_SET EXERCISE_
Tally the lines in the listing below that contain "location" and report the tally alone.

==============================

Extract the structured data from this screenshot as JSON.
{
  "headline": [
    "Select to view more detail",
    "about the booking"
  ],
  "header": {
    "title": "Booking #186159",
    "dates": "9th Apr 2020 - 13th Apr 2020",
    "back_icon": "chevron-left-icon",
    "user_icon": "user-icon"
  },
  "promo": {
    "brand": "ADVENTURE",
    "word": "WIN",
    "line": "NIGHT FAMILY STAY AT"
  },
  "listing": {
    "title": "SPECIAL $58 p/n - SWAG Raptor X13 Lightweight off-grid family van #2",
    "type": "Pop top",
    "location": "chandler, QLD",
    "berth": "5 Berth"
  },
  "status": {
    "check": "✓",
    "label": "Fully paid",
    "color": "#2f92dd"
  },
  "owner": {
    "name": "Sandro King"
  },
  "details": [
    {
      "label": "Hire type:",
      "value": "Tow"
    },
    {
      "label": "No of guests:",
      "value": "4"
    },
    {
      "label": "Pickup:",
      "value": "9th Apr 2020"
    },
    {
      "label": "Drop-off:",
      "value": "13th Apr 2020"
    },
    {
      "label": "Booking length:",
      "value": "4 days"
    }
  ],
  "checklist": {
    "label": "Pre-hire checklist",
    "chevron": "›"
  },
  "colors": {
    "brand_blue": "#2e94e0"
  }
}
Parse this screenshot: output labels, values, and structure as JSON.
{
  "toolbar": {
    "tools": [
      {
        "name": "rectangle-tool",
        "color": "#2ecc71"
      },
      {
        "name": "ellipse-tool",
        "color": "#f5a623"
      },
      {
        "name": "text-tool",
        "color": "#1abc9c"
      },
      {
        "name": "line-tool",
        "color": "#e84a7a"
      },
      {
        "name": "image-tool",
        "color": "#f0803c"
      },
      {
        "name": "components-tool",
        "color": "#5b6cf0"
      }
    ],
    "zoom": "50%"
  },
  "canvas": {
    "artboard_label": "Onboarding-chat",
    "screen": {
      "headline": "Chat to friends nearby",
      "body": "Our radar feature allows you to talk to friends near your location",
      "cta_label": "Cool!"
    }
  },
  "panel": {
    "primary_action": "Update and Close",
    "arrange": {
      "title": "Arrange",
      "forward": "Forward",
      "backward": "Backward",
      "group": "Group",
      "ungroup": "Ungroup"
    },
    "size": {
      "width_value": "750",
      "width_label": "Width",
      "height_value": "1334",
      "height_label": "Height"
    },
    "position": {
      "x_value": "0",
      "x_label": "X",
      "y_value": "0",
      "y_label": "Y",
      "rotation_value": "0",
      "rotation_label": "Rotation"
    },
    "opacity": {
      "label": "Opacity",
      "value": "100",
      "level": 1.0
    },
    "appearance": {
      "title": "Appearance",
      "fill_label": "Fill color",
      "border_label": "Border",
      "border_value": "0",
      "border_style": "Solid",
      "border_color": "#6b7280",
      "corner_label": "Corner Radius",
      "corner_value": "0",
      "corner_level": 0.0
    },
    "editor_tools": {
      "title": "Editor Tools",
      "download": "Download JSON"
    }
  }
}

==============================

_RESULT_
2